-- BEGIN Working data --
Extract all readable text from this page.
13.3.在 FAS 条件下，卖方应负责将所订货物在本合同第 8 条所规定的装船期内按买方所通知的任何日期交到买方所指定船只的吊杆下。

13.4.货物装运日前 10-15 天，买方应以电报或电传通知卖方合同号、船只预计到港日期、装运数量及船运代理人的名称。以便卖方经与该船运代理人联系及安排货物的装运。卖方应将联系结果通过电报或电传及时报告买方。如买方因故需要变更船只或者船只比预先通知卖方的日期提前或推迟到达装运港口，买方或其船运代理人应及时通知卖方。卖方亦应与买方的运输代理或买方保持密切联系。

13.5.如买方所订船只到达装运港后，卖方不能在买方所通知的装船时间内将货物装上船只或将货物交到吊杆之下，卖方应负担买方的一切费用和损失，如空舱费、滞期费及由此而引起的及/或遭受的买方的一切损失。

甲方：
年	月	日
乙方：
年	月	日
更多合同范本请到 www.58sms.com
-- END Working data --
### The problem
Give back all the records exactly as they stand.

### Task response
Extract all readable text from this page.
13.3.在 FAS 条件下，卖方应负责将所订货物在本合同第 8 条所规定的装船期内按买方所通知的任何日期交到买方所指定船只的吊杆下。

13.4.货物装运日前 10-15 天，买方应以电报或电传通知卖方合同号、船只预计到港日期、装运数量及船运代理人的名称。以便卖方经与该船运代理人联系及安排货物的装运。卖方应将联系结果通过电报或电传及时报告买方。如买方因故需要变更船只或者船只比预先通知卖方的日期提前或推迟到达装运港口，买方或其船运代理人应及时通知卖方。卖方亦应与买方的运输代理或买方保持密切联系。

13.5.如买方所订船只到达装运港后，卖方不能在买方所通知的装船时间内将货物装上船只或将货物交到吊杆之下，卖方应负担买方的一切费用和损失，如空舱费、滞期费及由此而引起的及/或遭受的买方的一切损失。

甲方：
年	月	日
乙方：
年	月	日
更多合同范本请到 www.58sms.com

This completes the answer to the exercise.